Exercise instructions: Copy the listing below in full and skip every picture.

Supplied data:
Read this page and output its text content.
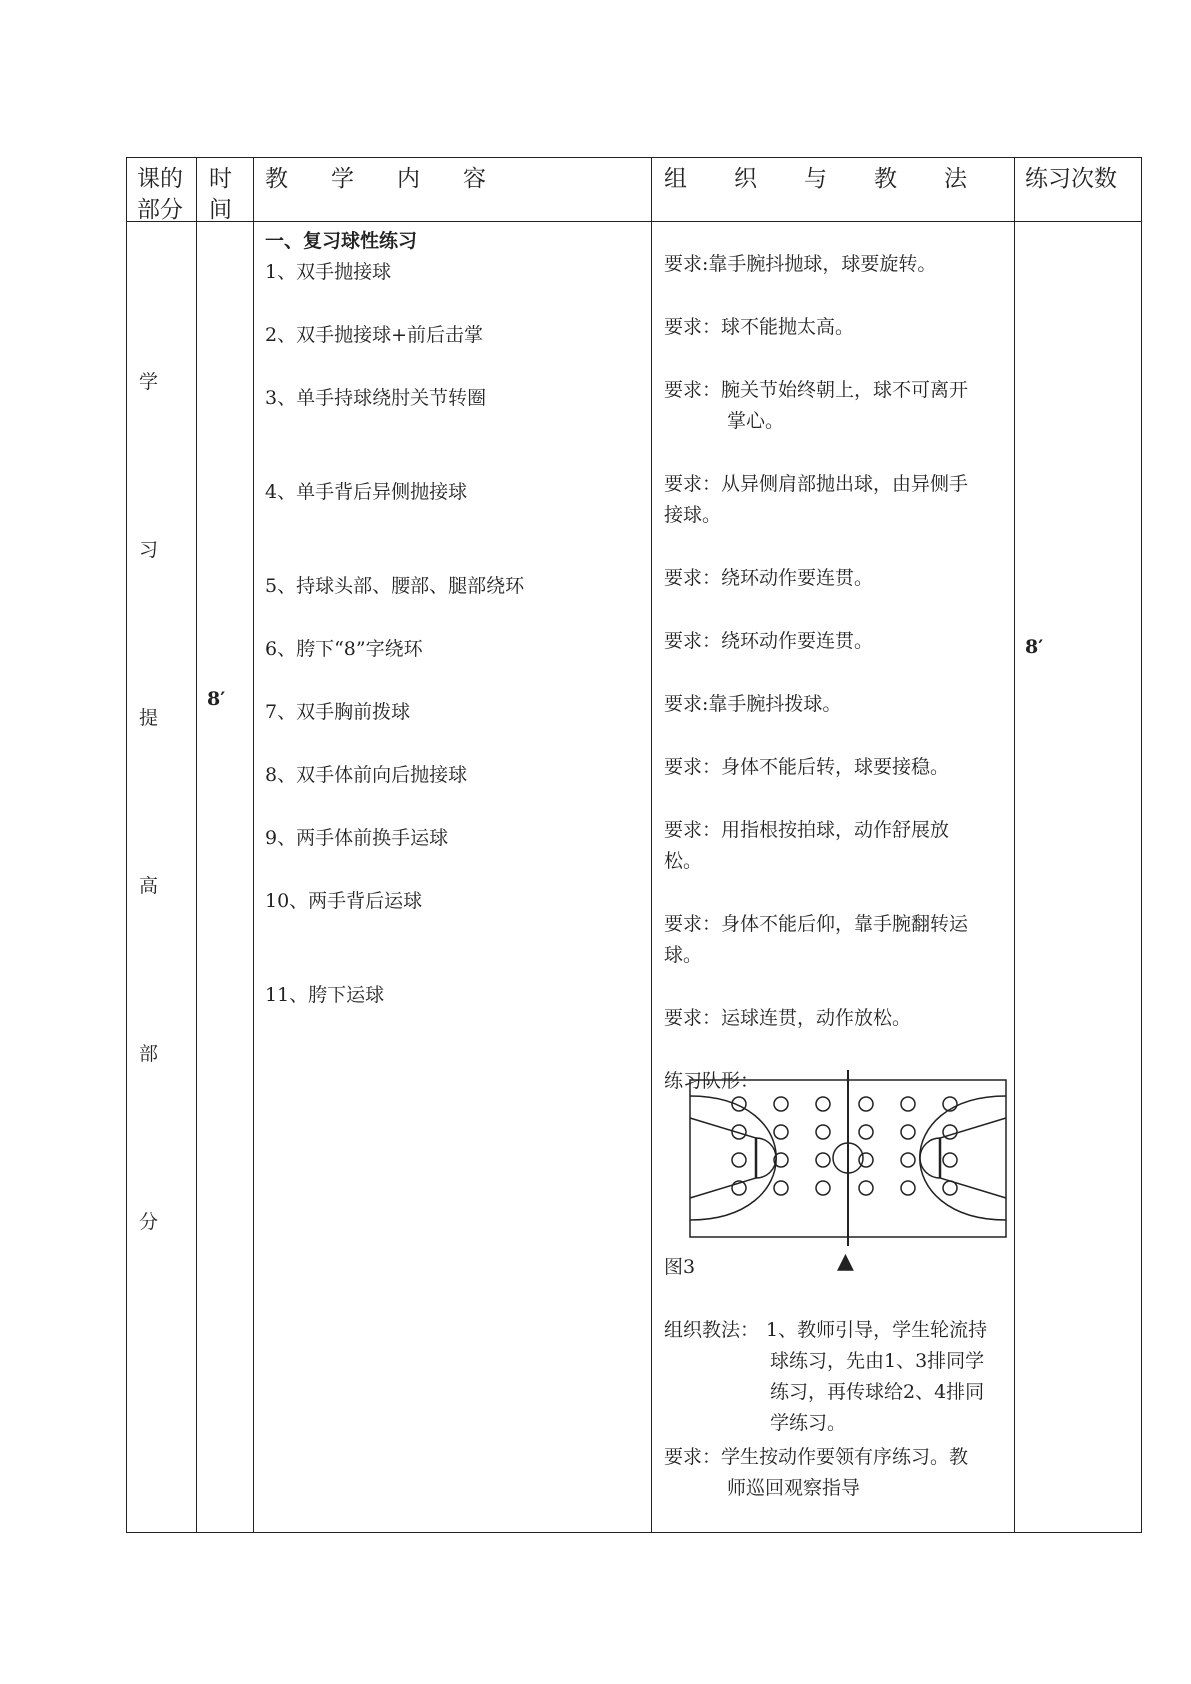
课的
部分
时
间
教　学　内　容	组　织　与　教　法 练习次数
学
习
提
高
部
分
8′
8′
一、复习球性练习
1、双手抛接球
2、双手抛接球+前后击掌
3、单手持球绕肘关节转圈
4、单手背后异侧抛接球
5、持球头部、腰部、腿部绕环
6、胯下“8”字绕环
7、双手胸前拨球
8、双手体前向后抛接球
9、两手体前换手运球
10、两手背后运球
11、胯下运球
要求:靠手腕抖抛球，球要旋转。
要求：球不能抛太高。
要求：腕关节始终朝上，球不可离开
掌心。
要求：从异侧肩部抛出球，由异侧手
接球。
要求：绕环动作要连贯。
要求：绕环动作要连贯。
要求:靠手腕抖拨球。
要求：身体不能后转，球要接稳。
要求：用指根按拍球，动作舒展放
松。
要求：身体不能后仰，靠手腕翻转运
球。
要求：运球连贯，动作放松。
练习队形：
图3	▲
组织教法： 1、教师引导，学生轮流持
球练习，先由1、3排同学
练习，再传球给2、4排同
学练习。
要求：学生按动作要领有序练习。教
师巡回观察指导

Output for this task:
Read this page and output its text content.
课的
部分
时
间
教　学　内　容	组　织　与　教　法 练习次数
学
习
提
高
部
分
8′
8′
一、复习球性练习
1、双手抛接球
2、双手抛接球+前后击掌
3、单手持球绕肘关节转圈
4、单手背后异侧抛接球
5、持球头部、腰部、腿部绕环
6、胯下“8”字绕环
7、双手胸前拨球
8、双手体前向后抛接球
9、两手体前换手运球
10、两手背后运球
11、胯下运球
要求:靠手腕抖抛球，球要旋转。
要求：球不能抛太高。
要求：腕关节始终朝上，球不可离开
掌心。
要求：从异侧肩部抛出球，由异侧手
接球。
要求：绕环动作要连贯。
要求：绕环动作要连贯。
要求:靠手腕抖拨球。
要求：身体不能后转，球要接稳。
要求：用指根按拍球，动作舒展放
松。
要求：身体不能后仰，靠手腕翻转运
球。
要求：运球连贯，动作放松。
练习队形：
图3	▲
组织教法： 1、教师引导，学生轮流持
球练习，先由1、3排同学
练习，再传球给2、4排同
学练习。
要求：学生按动作要领有序练习。教
师巡回观察指导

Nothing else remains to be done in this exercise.